▶ Aim of the exercise
Look through the material below. Copy every line with the string "domy" in it.

* start Supplied records *

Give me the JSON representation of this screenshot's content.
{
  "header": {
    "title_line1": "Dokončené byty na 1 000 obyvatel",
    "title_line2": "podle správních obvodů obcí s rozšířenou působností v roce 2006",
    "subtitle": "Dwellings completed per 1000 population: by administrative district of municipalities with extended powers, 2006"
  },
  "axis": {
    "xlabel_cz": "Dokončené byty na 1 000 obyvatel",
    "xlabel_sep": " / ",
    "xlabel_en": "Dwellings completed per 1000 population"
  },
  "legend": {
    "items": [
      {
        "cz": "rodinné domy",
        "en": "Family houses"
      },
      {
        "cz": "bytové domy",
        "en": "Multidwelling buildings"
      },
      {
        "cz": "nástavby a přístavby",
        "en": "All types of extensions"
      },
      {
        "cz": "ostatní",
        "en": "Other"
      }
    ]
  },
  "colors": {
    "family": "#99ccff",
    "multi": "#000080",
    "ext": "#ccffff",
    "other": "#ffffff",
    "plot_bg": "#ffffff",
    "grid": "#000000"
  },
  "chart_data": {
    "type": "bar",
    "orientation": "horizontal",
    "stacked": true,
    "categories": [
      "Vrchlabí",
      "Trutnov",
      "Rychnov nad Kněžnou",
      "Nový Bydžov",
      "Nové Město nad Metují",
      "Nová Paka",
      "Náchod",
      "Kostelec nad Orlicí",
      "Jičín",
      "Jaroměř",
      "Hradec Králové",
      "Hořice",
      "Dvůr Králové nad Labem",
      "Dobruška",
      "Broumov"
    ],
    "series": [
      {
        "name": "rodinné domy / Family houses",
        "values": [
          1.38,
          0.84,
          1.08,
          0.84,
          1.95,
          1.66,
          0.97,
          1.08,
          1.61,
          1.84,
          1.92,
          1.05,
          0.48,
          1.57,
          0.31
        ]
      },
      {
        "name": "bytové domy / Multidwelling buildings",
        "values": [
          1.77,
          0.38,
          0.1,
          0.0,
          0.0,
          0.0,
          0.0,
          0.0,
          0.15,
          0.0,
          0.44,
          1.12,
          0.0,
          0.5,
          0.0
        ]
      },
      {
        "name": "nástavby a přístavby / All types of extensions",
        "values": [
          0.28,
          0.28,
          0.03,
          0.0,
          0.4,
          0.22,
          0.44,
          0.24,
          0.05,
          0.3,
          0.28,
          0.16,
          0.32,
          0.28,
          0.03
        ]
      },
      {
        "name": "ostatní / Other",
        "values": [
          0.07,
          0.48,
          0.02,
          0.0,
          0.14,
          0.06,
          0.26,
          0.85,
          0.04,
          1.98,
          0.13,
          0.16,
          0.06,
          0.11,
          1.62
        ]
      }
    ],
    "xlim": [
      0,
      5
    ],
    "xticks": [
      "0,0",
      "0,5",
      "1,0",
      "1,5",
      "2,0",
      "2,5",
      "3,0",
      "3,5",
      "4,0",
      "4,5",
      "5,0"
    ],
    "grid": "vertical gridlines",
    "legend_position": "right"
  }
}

* end Supplied records *

▶ Solution to this problem
        "cz": "rodinné domy",
        "cz": "bytové domy",
        "name": "rodinné domy / Family houses",
        "name": "bytové domy / Multidwelling buildings",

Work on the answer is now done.